= Learning Assistant Model =

The Learning Assistant Model supports curriculum and course transformation, discipline-based education research, institutional transformation, and teacher recruitment. The LA Model supports transforming courses to align with research-based instructional strategies through hiring Learning Assistants to facilitate evidence-based, small group learning activities. Learning Assistants are undergraduate students who, through the guidance of weekly preparation sessions and a pedagogy course, facilitate discussions among groups of students in a variety of classroom settings that encourage active engagement. The LA Model is adopted by and implemented at local institutions who create their own LA Program.

Laurie S. Langdon, Valerie Otero, Steven Pollock, Steven Iona, and Richard McCray received the American Physical Society 2019 Excellence in Physics Education Award "For the development of the Learning Assistant (LA) model and the associated LA Alliance, which has enhanced physics teacher education and recruitment, supported undergraduate course transformation, and physics instructor professional development."

== Program Goals ==
Every LA Program incorporates four major goals of varying emphasis: curriculum & course transformation, college/university recruitment and preparation, institutional change, and discipline-based education research.

=== Curriculum & course transformation ===
The LA Model supports course transformation into active student learning.

=== Discipline-based education research ===
The LA Model introduces and supports conversations between math and science research faculty about education research and its role in creating effective learning spaces.

=== Institutional change ===
The LA model acts as a change agent in faculty, departments, and institutional practices by providing infrastructure to support and reward instructional innovation.

=== Teacher recruitment & preparation ===
The LA model is an effective method of recruitment and preparation for collegiate academia. It can both provide exposure and generate interest to undergraduates who had never thought of teaching as a career before and help those who are on the fence decide if teaching is right for them. Meanwhile, the LA program emphasizes “best practices” and provides diverse student support which are helpful for students at any level.

== Resources ==

=== Website ===
The Learning Assistant Alliance website serves as a hub for information and resources related to the LA Model and starting and running an LA Program. The site is hosted by the University of Colorado Boulder. General information and resources are openly available to all who visit the site. Site registration is required to gain access to more in-depth resources on the pedagogy course, research, and program materials.

Exercises to complete:
1) Rewrite part of the Learning Assistant Model text, beginning at the words "Laurie S. Langdon, Valerie" and stopping after "discipline-based education research.". Change "recruitment" to "hiring" in it.
2) According to the Learning Assistant Model text, which university hosts the Learning Assistant Alliance website?
3) Carry on the Learning Assistant Model text from the point where it stops.
The data records play no part in this work.

Data records:
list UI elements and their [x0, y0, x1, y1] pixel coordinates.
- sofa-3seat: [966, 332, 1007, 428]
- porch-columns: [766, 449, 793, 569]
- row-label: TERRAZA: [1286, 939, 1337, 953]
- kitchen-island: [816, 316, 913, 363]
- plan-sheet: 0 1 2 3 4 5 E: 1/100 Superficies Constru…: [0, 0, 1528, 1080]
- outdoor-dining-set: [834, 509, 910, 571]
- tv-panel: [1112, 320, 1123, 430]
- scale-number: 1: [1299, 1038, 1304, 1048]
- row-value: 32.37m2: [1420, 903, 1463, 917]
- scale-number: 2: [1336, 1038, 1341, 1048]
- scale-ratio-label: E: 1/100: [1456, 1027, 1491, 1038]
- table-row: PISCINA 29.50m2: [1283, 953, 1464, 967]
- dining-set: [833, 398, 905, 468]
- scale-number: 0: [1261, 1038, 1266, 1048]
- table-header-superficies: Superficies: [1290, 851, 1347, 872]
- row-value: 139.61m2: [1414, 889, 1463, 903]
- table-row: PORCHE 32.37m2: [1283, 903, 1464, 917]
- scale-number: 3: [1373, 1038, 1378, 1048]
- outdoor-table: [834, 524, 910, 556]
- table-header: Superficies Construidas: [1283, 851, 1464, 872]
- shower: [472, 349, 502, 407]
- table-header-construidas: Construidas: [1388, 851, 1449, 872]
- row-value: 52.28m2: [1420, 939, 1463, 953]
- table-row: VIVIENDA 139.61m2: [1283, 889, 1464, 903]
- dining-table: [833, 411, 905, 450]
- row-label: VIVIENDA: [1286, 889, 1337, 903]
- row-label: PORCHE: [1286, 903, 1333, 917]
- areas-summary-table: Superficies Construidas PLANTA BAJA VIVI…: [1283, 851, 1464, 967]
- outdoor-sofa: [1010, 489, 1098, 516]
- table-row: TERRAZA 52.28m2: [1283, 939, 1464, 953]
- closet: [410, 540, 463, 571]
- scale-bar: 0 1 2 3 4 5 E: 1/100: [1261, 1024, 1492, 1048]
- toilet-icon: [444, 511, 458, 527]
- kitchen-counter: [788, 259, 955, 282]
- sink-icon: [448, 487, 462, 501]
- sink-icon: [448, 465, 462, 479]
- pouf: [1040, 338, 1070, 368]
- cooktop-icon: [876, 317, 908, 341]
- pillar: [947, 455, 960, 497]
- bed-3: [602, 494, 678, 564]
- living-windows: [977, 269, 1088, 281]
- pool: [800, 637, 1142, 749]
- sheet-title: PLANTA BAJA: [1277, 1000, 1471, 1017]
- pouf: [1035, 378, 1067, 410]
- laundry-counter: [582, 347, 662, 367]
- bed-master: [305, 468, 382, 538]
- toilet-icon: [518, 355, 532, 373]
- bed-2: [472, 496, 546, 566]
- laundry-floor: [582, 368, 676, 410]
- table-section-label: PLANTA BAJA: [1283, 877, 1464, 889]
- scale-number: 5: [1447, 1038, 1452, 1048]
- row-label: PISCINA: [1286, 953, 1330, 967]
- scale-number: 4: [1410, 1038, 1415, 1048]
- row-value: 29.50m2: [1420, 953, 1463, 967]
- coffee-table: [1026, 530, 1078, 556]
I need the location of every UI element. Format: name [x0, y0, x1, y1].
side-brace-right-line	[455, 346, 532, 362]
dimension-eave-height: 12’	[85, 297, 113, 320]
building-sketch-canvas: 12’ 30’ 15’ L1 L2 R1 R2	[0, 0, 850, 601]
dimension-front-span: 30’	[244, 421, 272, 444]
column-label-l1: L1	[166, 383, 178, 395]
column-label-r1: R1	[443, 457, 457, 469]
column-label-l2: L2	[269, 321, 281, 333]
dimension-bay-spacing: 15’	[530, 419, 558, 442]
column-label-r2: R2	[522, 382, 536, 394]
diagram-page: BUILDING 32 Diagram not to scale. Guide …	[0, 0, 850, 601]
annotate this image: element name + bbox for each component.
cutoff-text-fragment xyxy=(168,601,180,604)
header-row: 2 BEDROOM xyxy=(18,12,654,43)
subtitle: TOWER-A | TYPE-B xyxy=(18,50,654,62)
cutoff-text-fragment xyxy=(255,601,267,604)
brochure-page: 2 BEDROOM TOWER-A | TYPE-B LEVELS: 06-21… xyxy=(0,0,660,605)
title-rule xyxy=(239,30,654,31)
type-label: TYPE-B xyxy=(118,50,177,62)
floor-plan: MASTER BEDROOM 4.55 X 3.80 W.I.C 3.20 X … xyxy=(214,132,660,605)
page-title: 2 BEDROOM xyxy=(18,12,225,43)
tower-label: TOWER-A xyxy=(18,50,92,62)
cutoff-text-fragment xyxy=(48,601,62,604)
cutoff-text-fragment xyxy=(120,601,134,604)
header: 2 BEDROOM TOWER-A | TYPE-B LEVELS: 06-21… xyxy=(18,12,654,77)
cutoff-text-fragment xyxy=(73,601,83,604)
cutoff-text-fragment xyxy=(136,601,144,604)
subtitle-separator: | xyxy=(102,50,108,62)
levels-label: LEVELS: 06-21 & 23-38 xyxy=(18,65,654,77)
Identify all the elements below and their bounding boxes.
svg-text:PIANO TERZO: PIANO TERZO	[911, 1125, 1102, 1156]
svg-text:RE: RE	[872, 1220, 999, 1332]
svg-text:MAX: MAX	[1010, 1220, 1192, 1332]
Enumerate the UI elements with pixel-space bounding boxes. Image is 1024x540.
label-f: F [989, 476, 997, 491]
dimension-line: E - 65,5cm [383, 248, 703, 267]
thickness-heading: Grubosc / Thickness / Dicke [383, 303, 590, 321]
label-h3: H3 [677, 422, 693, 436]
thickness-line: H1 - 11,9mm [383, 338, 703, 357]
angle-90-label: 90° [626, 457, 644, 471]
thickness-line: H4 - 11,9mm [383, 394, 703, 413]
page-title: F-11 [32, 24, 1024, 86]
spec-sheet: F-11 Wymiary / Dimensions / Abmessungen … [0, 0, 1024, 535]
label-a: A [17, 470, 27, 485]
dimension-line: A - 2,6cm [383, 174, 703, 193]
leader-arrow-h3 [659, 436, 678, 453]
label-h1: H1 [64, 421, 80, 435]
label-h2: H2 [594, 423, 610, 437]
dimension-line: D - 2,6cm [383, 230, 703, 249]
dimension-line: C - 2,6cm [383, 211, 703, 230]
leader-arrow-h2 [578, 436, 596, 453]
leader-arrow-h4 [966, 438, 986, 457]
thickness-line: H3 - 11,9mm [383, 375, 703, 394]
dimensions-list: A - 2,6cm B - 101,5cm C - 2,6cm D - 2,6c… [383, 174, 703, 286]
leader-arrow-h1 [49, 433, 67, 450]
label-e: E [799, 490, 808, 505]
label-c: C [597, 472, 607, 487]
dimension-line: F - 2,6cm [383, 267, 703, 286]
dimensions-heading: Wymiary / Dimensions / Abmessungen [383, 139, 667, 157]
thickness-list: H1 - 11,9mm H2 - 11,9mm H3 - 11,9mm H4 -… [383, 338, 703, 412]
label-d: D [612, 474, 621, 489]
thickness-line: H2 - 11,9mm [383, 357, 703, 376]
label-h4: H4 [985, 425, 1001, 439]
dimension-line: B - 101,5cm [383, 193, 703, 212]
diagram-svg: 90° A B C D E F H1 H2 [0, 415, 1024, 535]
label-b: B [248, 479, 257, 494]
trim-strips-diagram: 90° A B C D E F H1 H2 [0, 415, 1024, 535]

Outputs in order:
1)
Laurie S. Langdon, Valerie Otero, Steven Pollock, Steven Iona, and Richard McCray received the American Physical Society 2019 Excellence in Physics Education Award "For the development of the Learning Assistant (LA) model and the associated LA Alliance, which has enhanced physics teacher education and hiring, supported undergraduate course transformation, and physics instructor professional development."

== Program Goals ==
Every LA Program incorporates four major goals of varying emphasis: curriculum & course transformation, college/university hiring and preparation, institutional change, and discipline-based education research.

2) The University of Colorado Boulder.

3)
=== LA Campus ===
The LA Campus platform is a suite of tools for managing an LA Program. LA Campus in a system in which faculty apply for having LAs in their course, students apply to be LAs, programs hire LAs and assign them to courses, etc.

=== LASSO ===
Learning About STEM Student Outcomes (LASSO) is an online platform to support instructors assessing their courses. The platform administers assessments online to students, freeing up class time, and automatically analyzes the data. LASSO is hosted on the LearningAssistantAlliance.org website. The LAA developed the LASSO online assessment platform to increase instructor use of research-based assessments (RBAs). LASSO does this by making it easy to collect and analyze high-quality evidence about student learning in their courses. Specifically, LASSO simplifies the process of administering, scoring, and analyzing RBAs and saves class time by automating the process online. Course results are anonymized and aggregated in the LASSO database to provide instructors normative feedback about their student outcomes.

=== Conferences and Regional Workshops ===
The Learning Assistant Alliance and the University of Colorado Boulder LA Program host an annual conference in Boulder, Colorado, in late October or early November. The conference brings together new and mature programs to share ideas and experiences.

Regional workshops are typically offered in the spring and summer, at universities throughout the United States. Topics covered are similar to those at the International Conference, but local specializations are highlighted.